[What is required] Below is a block of data; give all of it again word for word.

++++++++++

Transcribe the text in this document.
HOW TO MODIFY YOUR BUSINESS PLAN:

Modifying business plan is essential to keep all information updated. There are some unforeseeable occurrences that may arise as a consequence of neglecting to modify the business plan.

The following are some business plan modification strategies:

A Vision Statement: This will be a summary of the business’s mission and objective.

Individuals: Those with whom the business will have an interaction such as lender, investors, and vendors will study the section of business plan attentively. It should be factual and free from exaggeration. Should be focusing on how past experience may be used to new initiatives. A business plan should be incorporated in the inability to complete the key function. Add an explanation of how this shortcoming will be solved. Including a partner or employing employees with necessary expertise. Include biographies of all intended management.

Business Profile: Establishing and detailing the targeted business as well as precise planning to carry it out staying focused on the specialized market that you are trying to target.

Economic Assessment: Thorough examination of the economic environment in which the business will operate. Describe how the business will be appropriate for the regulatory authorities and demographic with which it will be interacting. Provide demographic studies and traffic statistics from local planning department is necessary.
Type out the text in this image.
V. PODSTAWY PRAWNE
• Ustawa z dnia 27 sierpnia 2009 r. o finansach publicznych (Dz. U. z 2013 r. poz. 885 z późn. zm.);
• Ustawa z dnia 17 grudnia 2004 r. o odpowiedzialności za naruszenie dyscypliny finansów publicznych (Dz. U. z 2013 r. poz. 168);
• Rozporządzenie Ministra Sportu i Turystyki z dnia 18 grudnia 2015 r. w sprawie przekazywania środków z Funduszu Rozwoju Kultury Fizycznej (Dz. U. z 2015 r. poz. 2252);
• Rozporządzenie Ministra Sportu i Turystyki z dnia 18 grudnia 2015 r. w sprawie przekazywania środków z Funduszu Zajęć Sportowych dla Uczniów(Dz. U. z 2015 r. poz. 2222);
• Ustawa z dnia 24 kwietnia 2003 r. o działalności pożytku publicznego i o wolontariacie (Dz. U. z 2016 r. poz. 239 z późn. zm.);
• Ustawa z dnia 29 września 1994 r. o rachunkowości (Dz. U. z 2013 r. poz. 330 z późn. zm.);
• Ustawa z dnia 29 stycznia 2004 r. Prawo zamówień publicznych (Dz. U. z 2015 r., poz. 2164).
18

++++++++++

[Answer for this exercise]
Transcribe the text in this document.
HOW TO MODIFY YOUR BUSINESS PLAN:

Modifying business plan is essential to keep all information updated. There are some unforeseeable occurrences that may arise as a consequence of neglecting to modify the business plan.

The following are some business plan modification strategies:

A Vision Statement: This will be a summary of the business’s mission and objective.

Individuals: Those with whom the business will have an interaction such as lender, investors, and vendors will study the section of business plan attentively. It should be factual and free from exaggeration. Should be focusing on how past experience may be used to new initiatives. A business plan should be incorporated in the inability to complete the key function. Add an explanation of how this shortcoming will be solved. Including a partner or employing employees with necessary expertise. Include biographies of all intended management.

Business Profile: Establishing and detailing the targeted business as well as precise planning to carry it out staying focused on the specialized market that you are trying to target.

Economic Assessment: Thorough examination of the economic environment in which the business will operate. Describe how the business will be appropriate for the regulatory authorities and demographic with which it will be interacting. Provide demographic studies and traffic statistics from local planning department is necessary.
Type out the text in this image.
V. PODSTAWY PRAWNE
• Ustawa z dnia 27 sierpnia 2009 r. o finansach publicznych (Dz. U. z 2013 r. poz. 885 z późn. zm.);
• Ustawa z dnia 17 grudnia 2004 r. o odpowiedzialności za naruszenie dyscypliny finansów publicznych (Dz. U. z 2013 r. poz. 168);
• Rozporządzenie Ministra Sportu i Turystyki z dnia 18 grudnia 2015 r. w sprawie przekazywania środków z Funduszu Rozwoju Kultury Fizycznej (Dz. U. z 2015 r. poz. 2252);
• Rozporządzenie Ministra Sportu i Turystyki z dnia 18 grudnia 2015 r. w sprawie przekazywania środków z Funduszu Zajęć Sportowych dla Uczniów(Dz. U. z 2015 r. poz. 2222);
• Ustawa z dnia 24 kwietnia 2003 r. o działalności pożytku publicznego i o wolontariacie (Dz. U. z 2016 r. poz. 239 z późn. zm.);
• Ustawa z dnia 29 września 1994 r. o rachunkowości (Dz. U. z 2013 r. poz. 330 z późn. zm.);
• Ustawa z dnia 29 stycznia 2004 r. Prawo zamówień publicznych (Dz. U. z 2015 r., poz. 2164).
18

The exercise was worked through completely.